◆ **TASK TO CARRY OUT**
The records below are split into lines. How many of those lines contain the string "BLACK"? Reply with the number only.

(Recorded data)

>>>>>

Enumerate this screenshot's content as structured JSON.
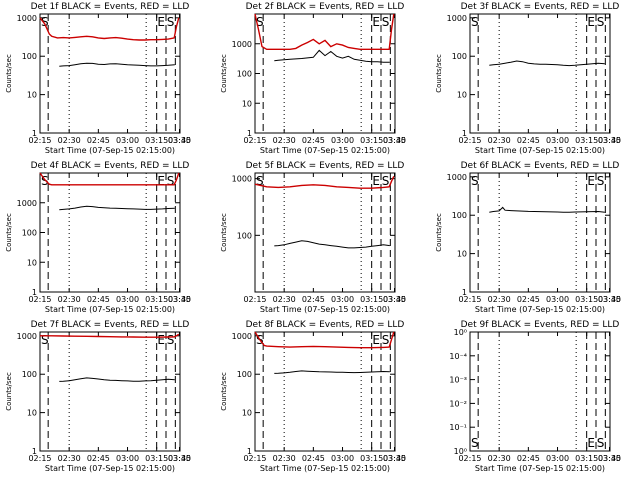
{
  "chart_data": [
    {
      "type": "line",
      "title": "Det 1f BLACK = Events, RED = LLD",
      "xlabel": "Start Time (07-Sep-15 02:15:00)",
      "ylabel": "Counts/sec",
      "xticks": [
        "02:15",
        "02:30",
        "02:45",
        "03:00",
        "03:15",
        "03:30",
        "03:45"
      ],
      "yticks": [
        "1",
        "10",
        "100",
        "1000"
      ],
      "ylog_range": [
        0,
        3.1
      ],
      "markers": [
        "S",
        "E",
        "S"
      ],
      "series": [
        {
          "name": "Events",
          "color": "#000000",
          "x": [
            0.165,
            0.2,
            0.25,
            0.3,
            0.35,
            0.4,
            0.45,
            0.5,
            0.55,
            0.6,
            0.65,
            0.7,
            0.75,
            0.8,
            0.85,
            0.9,
            0.95,
            1.0,
            1.05,
            1.1,
            1.155
          ],
          "y": [
            55,
            56,
            57,
            60,
            64,
            66,
            65,
            62,
            61,
            63,
            64,
            62,
            60,
            59,
            58,
            57,
            56,
            56,
            57,
            58,
            60
          ]
        },
        {
          "name": "LLD",
          "color": "#cc0000",
          "x": [
            0.0,
            0.04,
            0.08,
            0.1,
            0.15,
            0.2,
            0.25,
            0.3,
            0.35,
            0.4,
            0.45,
            0.5,
            0.55,
            0.6,
            0.65,
            0.7,
            0.75,
            0.8,
            0.85,
            0.9,
            0.95,
            1.0,
            1.05,
            1.1,
            1.15,
            1.17,
            1.19
          ],
          "y": [
            1000,
            700,
            380,
            330,
            300,
            305,
            300,
            310,
            320,
            330,
            320,
            300,
            290,
            300,
            305,
            295,
            280,
            270,
            265,
            265,
            270,
            270,
            275,
            280,
            300,
            600,
            1000
          ]
        }
      ]
    },
    {
      "type": "line",
      "title": "Det 2f BLACK = Events, RED = LLD",
      "xlabel": "Start Time (07-Sep-15 02:15:00)",
      "ylabel": "Counts/sec",
      "xticks": [
        "02:15",
        "02:30",
        "02:45",
        "03:00",
        "03:15",
        "03:30",
        "03:45"
      ],
      "yticks": [
        "1",
        "10",
        "100",
        "1000"
      ],
      "ylog_range": [
        0,
        4
      ],
      "markers": [
        "S",
        "E",
        "S"
      ],
      "series": [
        {
          "name": "Events",
          "color": "#000000",
          "x": [
            0.165,
            0.2,
            0.3,
            0.4,
            0.5,
            0.55,
            0.6,
            0.65,
            0.7,
            0.75,
            0.8,
            0.85,
            0.9,
            0.95,
            1.0,
            1.05,
            1.1,
            1.155
          ],
          "y": [
            270,
            280,
            300,
            320,
            350,
            600,
            400,
            550,
            380,
            330,
            380,
            300,
            280,
            260,
            250,
            250,
            240,
            240
          ]
        },
        {
          "name": "LLD",
          "color": "#cc0000",
          "x": [
            0.0,
            0.03,
            0.06,
            0.1,
            0.2,
            0.3,
            0.35,
            0.4,
            0.45,
            0.5,
            0.55,
            0.6,
            0.65,
            0.7,
            0.75,
            0.8,
            0.85,
            0.9,
            1.0,
            1.1,
            1.15,
            1.17,
            1.19
          ],
          "y": [
            10000,
            3000,
            800,
            650,
            650,
            650,
            700,
            900,
            1100,
            1400,
            1000,
            1300,
            800,
            1000,
            900,
            750,
            700,
            650,
            650,
            650,
            650,
            3000,
            10000
          ]
        }
      ]
    },
    {
      "type": "line",
      "title": "Det 3f BLACK = Events, RED = LLD",
      "xlabel": "Start Time (07-Sep-15 02:15:00)",
      "ylabel": "Counts/sec",
      "xticks": [
        "02:15",
        "02:30",
        "02:45",
        "03:00",
        "03:15",
        "03:30",
        "03:45"
      ],
      "yticks": [
        "1",
        "10",
        "100",
        "1000"
      ],
      "ylog_range": [
        0,
        3.1
      ],
      "markers": [
        "S",
        "E",
        "S"
      ],
      "series": [
        {
          "name": "Events",
          "color": "#000000",
          "x": [
            0.165,
            0.2,
            0.25,
            0.3,
            0.35,
            0.4,
            0.45,
            0.5,
            0.55,
            0.6,
            0.65,
            0.7,
            0.75,
            0.8,
            0.85,
            0.9,
            0.95,
            1.0,
            1.05,
            1.1,
            1.155
          ],
          "y": [
            58,
            60,
            62,
            66,
            70,
            75,
            72,
            66,
            63,
            62,
            62,
            61,
            60,
            58,
            57,
            58,
            60,
            62,
            64,
            66,
            64
          ]
        }
      ]
    },
    {
      "type": "line",
      "title": "Det 4f BLACK = Events, RED = LLD",
      "xlabel": "Start Time (07-Sep-15 02:15:00)",
      "ylabel": "Counts/sec",
      "xticks": [
        "02:15",
        "02:30",
        "02:45",
        "03:00",
        "03:15",
        "03:30",
        "03:45"
      ],
      "yticks": [
        "1",
        "10",
        "100",
        "1000"
      ],
      "ylog_range": [
        0,
        4
      ],
      "markers": [
        "S",
        "E",
        "S"
      ],
      "series": [
        {
          "name": "Events",
          "color": "#000000",
          "x": [
            0.165,
            0.2,
            0.25,
            0.3,
            0.35,
            0.4,
            0.45,
            0.5,
            0.55,
            0.6,
            0.65,
            0.7,
            0.75,
            0.8,
            0.85,
            0.9,
            0.95,
            1.0,
            1.05,
            1.1,
            1.155
          ],
          "y": [
            580,
            600,
            620,
            660,
            720,
            760,
            740,
            700,
            680,
            660,
            650,
            640,
            630,
            620,
            610,
            600,
            600,
            610,
            620,
            640,
            650
          ]
        },
        {
          "name": "LLD",
          "color": "#cc0000",
          "x": [
            0.0,
            0.04,
            0.08,
            0.1,
            0.2,
            0.3,
            0.4,
            0.5,
            0.6,
            0.7,
            0.8,
            0.9,
            1.0,
            1.1,
            1.15,
            1.17,
            1.19
          ],
          "y": [
            10000,
            6000,
            4200,
            4000,
            4000,
            4000,
            4000,
            4000,
            4000,
            4000,
            4000,
            4000,
            4000,
            4000,
            4000,
            6000,
            10000
          ]
        }
      ]
    },
    {
      "type": "line",
      "title": "Det 5f BLACK = Events, RED = LLD",
      "xlabel": "Start Time (07-Sep-15 02:15:00)",
      "ylabel": "Counts/sec",
      "xticks": [
        "02:15",
        "02:30",
        "02:45",
        "03:00",
        "03:15",
        "03:30",
        "03:45"
      ],
      "yticks": [
        "100",
        "1000"
      ],
      "ylog_range": [
        1.0,
        3.1
      ],
      "markers": [
        "S",
        "E",
        "S"
      ],
      "series": [
        {
          "name": "Events",
          "color": "#000000",
          "x": [
            0.165,
            0.2,
            0.25,
            0.3,
            0.35,
            0.4,
            0.45,
            0.5,
            0.55,
            0.6,
            0.65,
            0.7,
            0.75,
            0.8,
            0.85,
            0.9,
            0.95,
            1.0,
            1.05,
            1.1,
            1.155
          ],
          "y": [
            65,
            66,
            68,
            72,
            76,
            80,
            78,
            74,
            70,
            68,
            66,
            64,
            62,
            60,
            60,
            61,
            62,
            64,
            66,
            68,
            66
          ]
        },
        {
          "name": "LLD",
          "color": "#cc0000",
          "x": [
            0.0,
            0.1,
            0.2,
            0.3,
            0.4,
            0.5,
            0.6,
            0.7,
            0.8,
            0.9,
            1.0,
            1.1,
            1.15,
            1.17,
            1.19
          ],
          "y": [
            800,
            720,
            700,
            720,
            760,
            780,
            760,
            720,
            700,
            680,
            680,
            700,
            720,
            900,
            1100
          ]
        }
      ]
    },
    {
      "type": "line",
      "title": "Det 6f BLACK = Events, RED = LLD",
      "xlabel": "Start Time (07-Sep-15 02:15:00)",
      "ylabel": "Counts/sec",
      "xticks": [
        "02:15",
        "02:30",
        "02:45",
        "03:00",
        "03:15",
        "03:30",
        "03:45"
      ],
      "yticks": [
        "1",
        "10",
        "100",
        "1000"
      ],
      "ylog_range": [
        0,
        3.1
      ],
      "markers": [
        "S",
        "E",
        "S"
      ],
      "series": [
        {
          "name": "Events",
          "color": "#000000",
          "x": [
            0.165,
            0.2,
            0.25,
            0.28,
            0.3,
            0.35,
            0.4,
            0.45,
            0.5,
            0.55,
            0.6,
            0.65,
            0.7,
            0.75,
            0.8,
            0.85,
            0.9,
            0.95,
            1.0,
            1.05,
            1.1,
            1.155
          ],
          "y": [
            120,
            125,
            130,
            160,
            135,
            132,
            130,
            128,
            126,
            125,
            124,
            123,
            122,
            121,
            120,
            120,
            121,
            122,
            123,
            124,
            125,
            120
          ]
        }
      ]
    },
    {
      "type": "line",
      "title": "Det 7f BLACK = Events, RED = LLD",
      "xlabel": "Start Time (07-Sep-15 02:15:00)",
      "ylabel": "Counts/sec",
      "xticks": [
        "02:15",
        "02:30",
        "02:45",
        "03:00",
        "03:15",
        "03:30",
        "03:45"
      ],
      "yticks": [
        "1",
        "10",
        "100",
        "1000"
      ],
      "ylog_range": [
        0,
        3.1
      ],
      "markers": [
        "S",
        "E",
        "S"
      ],
      "series": [
        {
          "name": "Events",
          "color": "#000000",
          "x": [
            0.165,
            0.2,
            0.25,
            0.3,
            0.35,
            0.4,
            0.45,
            0.5,
            0.55,
            0.6,
            0.65,
            0.7,
            0.75,
            0.8,
            0.85,
            0.9,
            0.95,
            1.0,
            1.05,
            1.1,
            1.155
          ],
          "y": [
            65,
            66,
            68,
            72,
            76,
            80,
            78,
            75,
            72,
            70,
            69,
            68,
            67,
            66,
            66,
            67,
            68,
            70,
            72,
            74,
            72
          ]
        },
        {
          "name": "LLD",
          "color": "#cc0000",
          "x": [
            0.0,
            0.1,
            0.2,
            0.3,
            0.4,
            0.5,
            0.6,
            0.7,
            0.8,
            0.9,
            1.0,
            1.1,
            1.15,
            1.17,
            1.19
          ],
          "y": [
            1000,
            1000,
            990,
            980,
            970,
            960,
            950,
            940,
            930,
            920,
            920,
            930,
            940,
            1000,
            1100
          ]
        }
      ]
    },
    {
      "type": "line",
      "title": "Det 8f BLACK = Events, RED = LLD",
      "xlabel": "Start Time (07-Sep-15 02:15:00)",
      "ylabel": "Counts/sec",
      "xticks": [
        "02:15",
        "02:30",
        "02:45",
        "03:00",
        "03:15",
        "03:30",
        "03:45"
      ],
      "yticks": [
        "1",
        "10",
        "100",
        "1000"
      ],
      "ylog_range": [
        0,
        3.1
      ],
      "markers": [
        "S",
        "E",
        "S"
      ],
      "series": [
        {
          "name": "Events",
          "color": "#000000",
          "x": [
            0.165,
            0.2,
            0.25,
            0.3,
            0.35,
            0.4,
            0.45,
            0.5,
            0.55,
            0.6,
            0.65,
            0.7,
            0.75,
            0.8,
            0.85,
            0.9,
            0.95,
            1.0,
            1.05,
            1.1,
            1.155
          ],
          "y": [
            105,
            106,
            108,
            112,
            118,
            122,
            120,
            118,
            116,
            115,
            114,
            113,
            112,
            111,
            110,
            111,
            112,
            114,
            116,
            118,
            116
          ]
        },
        {
          "name": "LLD",
          "color": "#cc0000",
          "x": [
            0.0,
            0.04,
            0.08,
            0.1,
            0.2,
            0.3,
            0.4,
            0.5,
            0.6,
            0.7,
            0.8,
            0.9,
            1.0,
            1.1,
            1.15,
            1.17,
            1.19
          ],
          "y": [
            1300,
            800,
            560,
            540,
            520,
            510,
            520,
            530,
            520,
            510,
            500,
            490,
            490,
            500,
            510,
            800,
            1300
          ]
        }
      ]
    },
    {
      "type": "line",
      "title": "Det 9f BLACK = Events, RED = LLD",
      "xlabel": "Start Time (07-Sep-15 02:15:00)",
      "ylabel": "",
      "xticks": [
        "02:15",
        "02:30",
        "02:45",
        "03:00",
        "03:15",
        "03:30",
        "03:45"
      ],
      "yticks": [
        "10⁰",
        "10⁻¹",
        "10⁻²",
        "10⁻³",
        "10⁻⁴",
        "10⁰"
      ],
      "markers": [
        "S",
        "E",
        "S"
      ],
      "series": []
    }
  ]
}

<<<<<

◆ **ANSWER**
9